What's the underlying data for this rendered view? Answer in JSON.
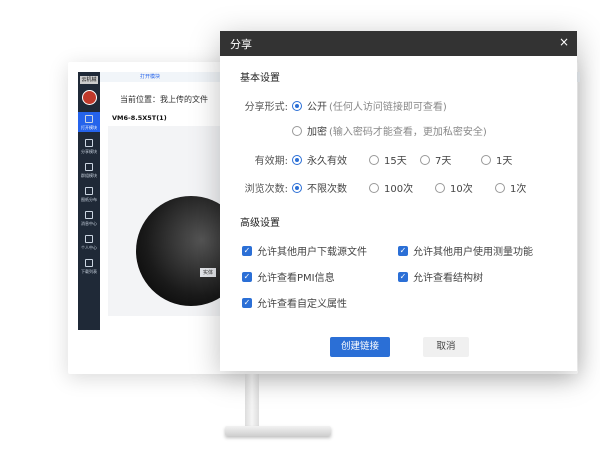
{
  "background_app": {
    "logo_text": "云机械",
    "tab_label": "打开模块",
    "breadcrumb": "当前位置：我上传的文件",
    "filename": "VM6-8.5X5T(1)",
    "sidebar_items": [
      "打开模块",
      "分享模块",
      "群组模块",
      "图纸分布",
      "消息中心",
      "个人中心",
      "下载列表"
    ],
    "model_label": "实体"
  },
  "dialog": {
    "title": "分享",
    "close_glyph": "×",
    "basic_section": "基本设置",
    "share_form": {
      "label": "分享形式:",
      "options": [
        {
          "label": "公开",
          "note": "(任何人访问链接即可查看)",
          "selected": true
        },
        {
          "label": "加密",
          "note": "(输入密码才能查看，更加私密安全)",
          "selected": false
        }
      ]
    },
    "validity": {
      "label": "有效期:",
      "options": [
        {
          "label": "永久有效",
          "selected": true
        },
        {
          "label": "15天",
          "selected": false
        },
        {
          "label": "7天",
          "selected": false
        },
        {
          "label": "1天",
          "selected": false
        }
      ]
    },
    "view_count": {
      "label": "浏览次数:",
      "options": [
        {
          "label": "不限次数",
          "selected": true
        },
        {
          "label": "100次",
          "selected": false
        },
        {
          "label": "10次",
          "selected": false
        },
        {
          "label": "1次",
          "selected": false
        }
      ]
    },
    "advanced_section": "高级设置",
    "permissions": [
      {
        "label": "允许其他用户下载源文件",
        "checked": true
      },
      {
        "label": "允许其他用户使用测量功能",
        "checked": true
      },
      {
        "label": "允许查看PMI信息",
        "checked": true
      },
      {
        "label": "允许查看结构树",
        "checked": true
      },
      {
        "label": "允许查看自定义属性",
        "checked": true
      }
    ],
    "create_button": "创建链接",
    "cancel_button": "取消"
  },
  "colors": {
    "accent": "#2b6fd6",
    "header": "#333333"
  }
}
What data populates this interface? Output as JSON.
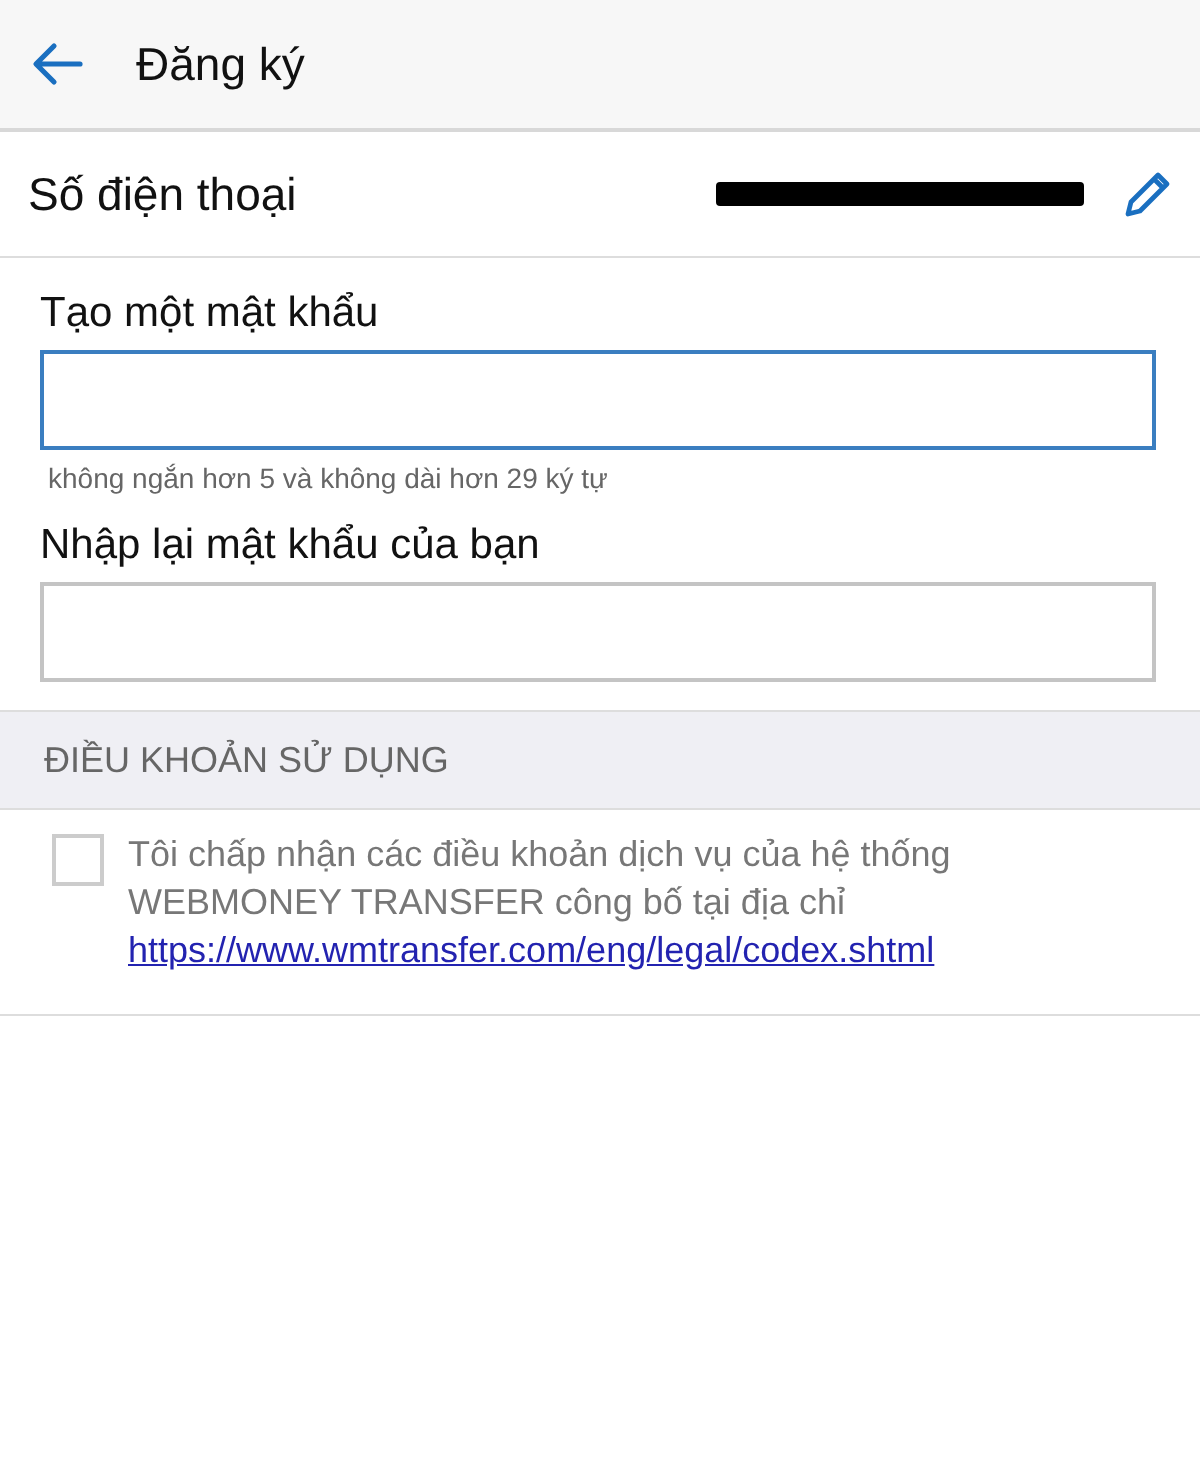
{
  "header": {
    "title": "Đăng ký"
  },
  "phone": {
    "label": "Số điện thoại",
    "redacted": true
  },
  "fields": [
    {
      "label": "Tạo một mật khẩu",
      "focused": true,
      "hint": "không ngắn hơn 5 và không dài hơn 29 ký tự"
    },
    {
      "label": "Nhập lại mật khẩu của bạn",
      "focused": false
    }
  ],
  "terms": {
    "heading": "ĐIỀU KHOẢN SỬ DỤNG",
    "checked": false,
    "text": "Tôi chấp nhận các điều khoản dịch vụ của hệ thống WEBMONEY TRANSFER công bố tại địa chỉ",
    "link": "https://www.wmtransfer.com/eng/legal/codex.shtml"
  }
}
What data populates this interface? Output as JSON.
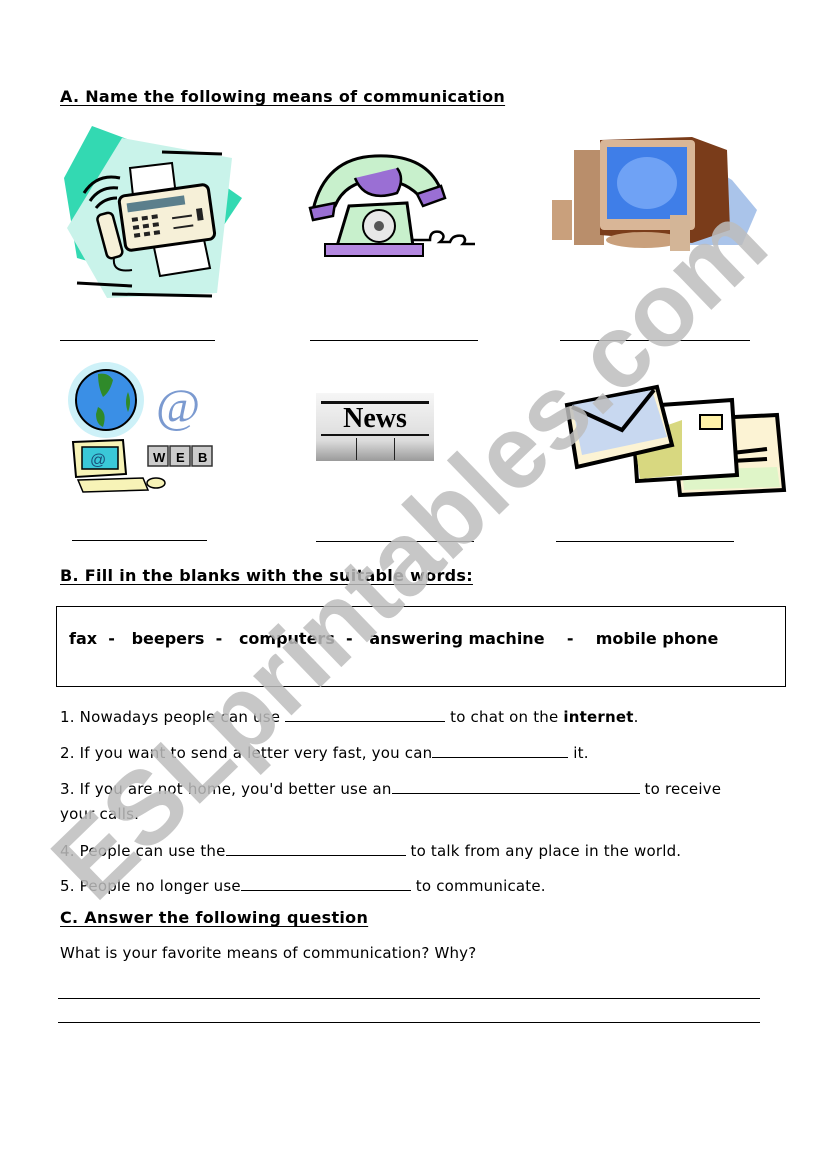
{
  "section_a": {
    "heading": "A. Name the following means of communication",
    "pictures": [
      {
        "icon": "fax-machine-icon",
        "alt": "fax machine"
      },
      {
        "icon": "rotary-telephone-icon",
        "alt": "telephone"
      },
      {
        "icon": "desktop-computer-icon",
        "alt": "computer"
      },
      {
        "icon": "internet-email-icon",
        "alt": "internet / e-mail",
        "key_labels": [
          "W",
          "E",
          "B"
        ],
        "at_symbol": "@"
      },
      {
        "icon": "newspaper-icon",
        "alt": "newspaper",
        "masthead": "News"
      },
      {
        "icon": "letters-envelopes-icon",
        "alt": "letters"
      }
    ]
  },
  "section_b": {
    "heading": "B. Fill in the blanks with the suitable words:",
    "word_bank": "fax  -   beepers  -   computers  -   answering machine    -    mobile phone",
    "sentences": [
      {
        "before": "1. Nowadays people can use ",
        "after": " to chat on the ",
        "bold": "internet",
        "end": "."
      },
      {
        "before": "2. If you want to send a letter very fast, you can",
        "after": " it."
      },
      {
        "before": "3. If you are not home, you'd better use an",
        "after": " to receive",
        "continuation": "your calls."
      },
      {
        "before": "4. People can use the",
        "after": " to talk from any place in the world."
      },
      {
        "before": "5. People no longer use",
        "after": " to communicate."
      }
    ]
  },
  "section_c": {
    "heading": "C. Answer the following question",
    "question": "What is your favorite means of communication? Why?"
  },
  "watermark": {
    "text": "ESLprintables.com",
    "color": "#bdbdbd"
  }
}
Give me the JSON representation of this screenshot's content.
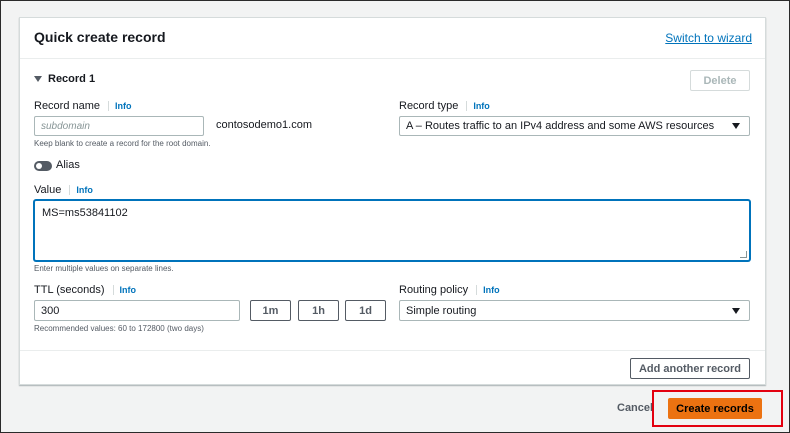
{
  "panel": {
    "title": "Quick create record",
    "switch_link": "Switch to wizard"
  },
  "record": {
    "header": "Record 1",
    "delete_label": "Delete",
    "record_name": {
      "label": "Record name",
      "info": "Info",
      "placeholder": "subdomain",
      "value": "",
      "domain_suffix": "contosodemo1.com",
      "hint": "Keep blank to create a record for the root domain."
    },
    "record_type": {
      "label": "Record type",
      "info": "Info",
      "selected": "A – Routes traffic to an IPv4 address and some AWS resources"
    },
    "alias": {
      "label": "Alias",
      "enabled": false
    },
    "value_field": {
      "label": "Value",
      "info": "Info",
      "value": "MS=ms53841102",
      "hint": "Enter multiple values on separate lines."
    },
    "ttl": {
      "label": "TTL (seconds)",
      "info": "Info",
      "value": "300",
      "presets": [
        "1m",
        "1h",
        "1d"
      ],
      "hint": "Recommended values: 60 to 172800 (two days)"
    },
    "routing_policy": {
      "label": "Routing policy",
      "info": "Info",
      "selected": "Simple routing"
    },
    "add_another_label": "Add another record"
  },
  "footer": {
    "cancel_label": "Cancel",
    "create_label": "Create records"
  },
  "colors": {
    "accent": "#0073bb",
    "primary_button": "#ec7211",
    "highlight_box": "#e3000f"
  }
}
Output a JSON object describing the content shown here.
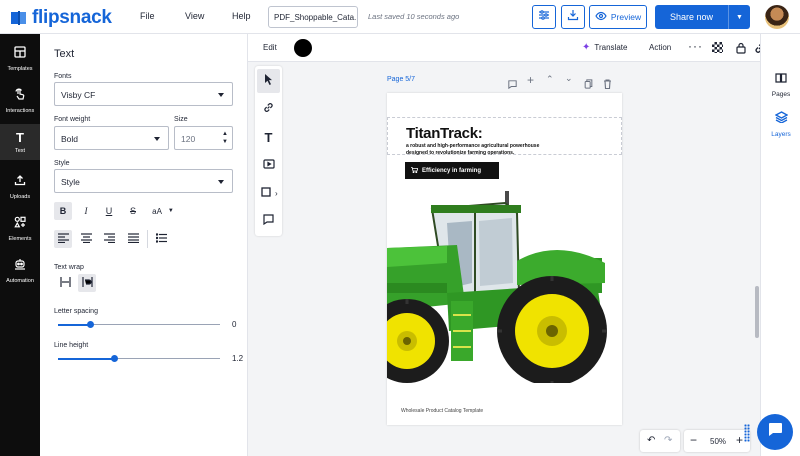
{
  "app": {
    "logo_text": "flipsnack",
    "brand_color": "#1565d8"
  },
  "menu": {
    "file": "File",
    "view": "View",
    "help": "Help"
  },
  "document": {
    "name": "PDF_Shoppable_Cata...",
    "saved_status": "Last saved 10 seconds ago"
  },
  "toolbar": {
    "preview_label": "Preview",
    "share_label": "Share now"
  },
  "leftnav": [
    {
      "label": "Templates",
      "icon": "templates-icon"
    },
    {
      "label": "Interactions",
      "icon": "interactions-icon"
    },
    {
      "label": "Text",
      "icon": "text-icon",
      "active": true
    },
    {
      "label": "Uploads",
      "icon": "uploads-icon"
    },
    {
      "label": "Elements",
      "icon": "elements-icon"
    },
    {
      "label": "Automation",
      "icon": "automation-icon"
    }
  ],
  "panel": {
    "title": "Text",
    "fonts_label": "Fonts",
    "font_value": "Visby CF",
    "weight_label": "Font weight",
    "weight_value": "Bold",
    "size_label": "Size",
    "size_value": "120",
    "style_label": "Style",
    "style_value": "Style",
    "case_label": "aA",
    "wrap_label": "Text wrap",
    "letter_spacing_label": "Letter spacing",
    "letter_spacing_value": "0",
    "letter_spacing_level": 0.2,
    "line_height_label": "Line height",
    "line_height_value": "1.2",
    "line_height_level": 0.35
  },
  "edit_bar": {
    "edit_label": "Edit",
    "color": "#000000",
    "translate_label": "Translate",
    "action_label": "Action"
  },
  "page": {
    "indicator": "Page 5/7",
    "title": "TitanTrack:",
    "subtitle_line1": "a robust and high-performance agricultural powerhouse",
    "subtitle_line2": "designed to revolutionize farming operations.",
    "button_label": "Efficiency in farming",
    "footer": "Wholesale Product Catalog Template"
  },
  "rightnav": [
    {
      "label": "Pages",
      "icon": "pages-icon"
    },
    {
      "label": "Layers",
      "icon": "layers-icon",
      "active": true
    }
  ],
  "zoom": {
    "value": "50%"
  }
}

_Task requirements_
Output precisely the lines in the material above from the line containing "Output a JSON" through its last line, and omit pictures.

_Exercise result_
Output a JSON object describing the content shown here.
{
  "app": {
    "logo_text": "flipsnack",
    "brand_color": "#1565d8"
  },
  "menu": {
    "file": "File",
    "view": "View",
    "help": "Help"
  },
  "document": {
    "name": "PDF_Shoppable_Cata...",
    "saved_status": "Last saved 10 seconds ago"
  },
  "toolbar": {
    "preview_label": "Preview",
    "share_label": "Share now"
  },
  "leftnav": [
    {
      "label": "Templates",
      "icon": "templates-icon"
    },
    {
      "label": "Interactions",
      "icon": "interactions-icon"
    },
    {
      "label": "Text",
      "icon": "text-icon",
      "active": true
    },
    {
      "label": "Uploads",
      "icon": "uploads-icon"
    },
    {
      "label": "Elements",
      "icon": "elements-icon"
    },
    {
      "label": "Automation",
      "icon": "automation-icon"
    }
  ],
  "panel": {
    "title": "Text",
    "fonts_label": "Fonts",
    "font_value": "Visby CF",
    "weight_label": "Font weight",
    "weight_value": "Bold",
    "size_label": "Size",
    "size_value": "120",
    "style_label": "Style",
    "style_value": "Style",
    "case_label": "aA",
    "wrap_label": "Text wrap",
    "letter_spacing_label": "Letter spacing",
    "letter_spacing_value": "0",
    "letter_spacing_level": 0.2,
    "line_height_label": "Line height",
    "line_height_value": "1.2",
    "line_height_level": 0.35
  },
  "edit_bar": {
    "edit_label": "Edit",
    "color": "#000000",
    "translate_label": "Translate",
    "action_label": "Action"
  },
  "page": {
    "indicator": "Page 5/7",
    "title": "TitanTrack:",
    "subtitle_line1": "a robust and high-performance agricultural powerhouse",
    "subtitle_line2": "designed to revolutionize farming operations.",
    "button_label": "Efficiency in farming",
    "footer": "Wholesale Product Catalog Template"
  },
  "rightnav": [
    {
      "label": "Pages",
      "icon": "pages-icon"
    },
    {
      "label": "Layers",
      "icon": "layers-icon",
      "active": true
    }
  ],
  "zoom": {
    "value": "50%"
  }
}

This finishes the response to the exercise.